*EXERCISE PROMPT*.
Only the number is wanted: how many lines hold the word "Generative"?
** start of INPUT FOR THIS TASK **
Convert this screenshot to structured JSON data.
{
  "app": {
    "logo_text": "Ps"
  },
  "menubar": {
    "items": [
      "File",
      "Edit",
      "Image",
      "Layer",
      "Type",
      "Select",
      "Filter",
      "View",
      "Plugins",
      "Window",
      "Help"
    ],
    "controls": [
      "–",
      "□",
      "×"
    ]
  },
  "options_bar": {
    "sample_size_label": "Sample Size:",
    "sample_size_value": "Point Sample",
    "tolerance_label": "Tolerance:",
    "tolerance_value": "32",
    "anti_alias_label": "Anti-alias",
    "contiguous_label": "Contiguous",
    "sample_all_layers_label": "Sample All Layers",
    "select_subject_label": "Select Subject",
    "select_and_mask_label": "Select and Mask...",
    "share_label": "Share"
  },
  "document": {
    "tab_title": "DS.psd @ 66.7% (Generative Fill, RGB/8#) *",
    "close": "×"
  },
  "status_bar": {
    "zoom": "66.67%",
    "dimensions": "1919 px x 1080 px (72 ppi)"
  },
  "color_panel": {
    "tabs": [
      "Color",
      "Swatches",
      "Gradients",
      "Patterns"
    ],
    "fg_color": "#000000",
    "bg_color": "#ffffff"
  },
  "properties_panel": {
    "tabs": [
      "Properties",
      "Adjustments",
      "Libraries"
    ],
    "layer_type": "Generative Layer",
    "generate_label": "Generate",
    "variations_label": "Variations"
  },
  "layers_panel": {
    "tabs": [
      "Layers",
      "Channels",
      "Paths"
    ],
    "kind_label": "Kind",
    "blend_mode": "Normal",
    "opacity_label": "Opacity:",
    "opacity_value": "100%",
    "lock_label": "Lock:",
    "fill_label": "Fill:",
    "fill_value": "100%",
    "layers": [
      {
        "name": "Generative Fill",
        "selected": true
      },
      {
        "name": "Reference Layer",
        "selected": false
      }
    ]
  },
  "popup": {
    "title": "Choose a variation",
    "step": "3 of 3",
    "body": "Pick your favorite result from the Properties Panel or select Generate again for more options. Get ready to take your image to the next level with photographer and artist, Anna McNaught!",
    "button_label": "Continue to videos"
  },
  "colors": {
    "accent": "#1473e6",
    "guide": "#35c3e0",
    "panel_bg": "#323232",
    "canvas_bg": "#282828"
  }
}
** end of INPUT FOR THIS TASK **
*RESPONSE BELOW*.
3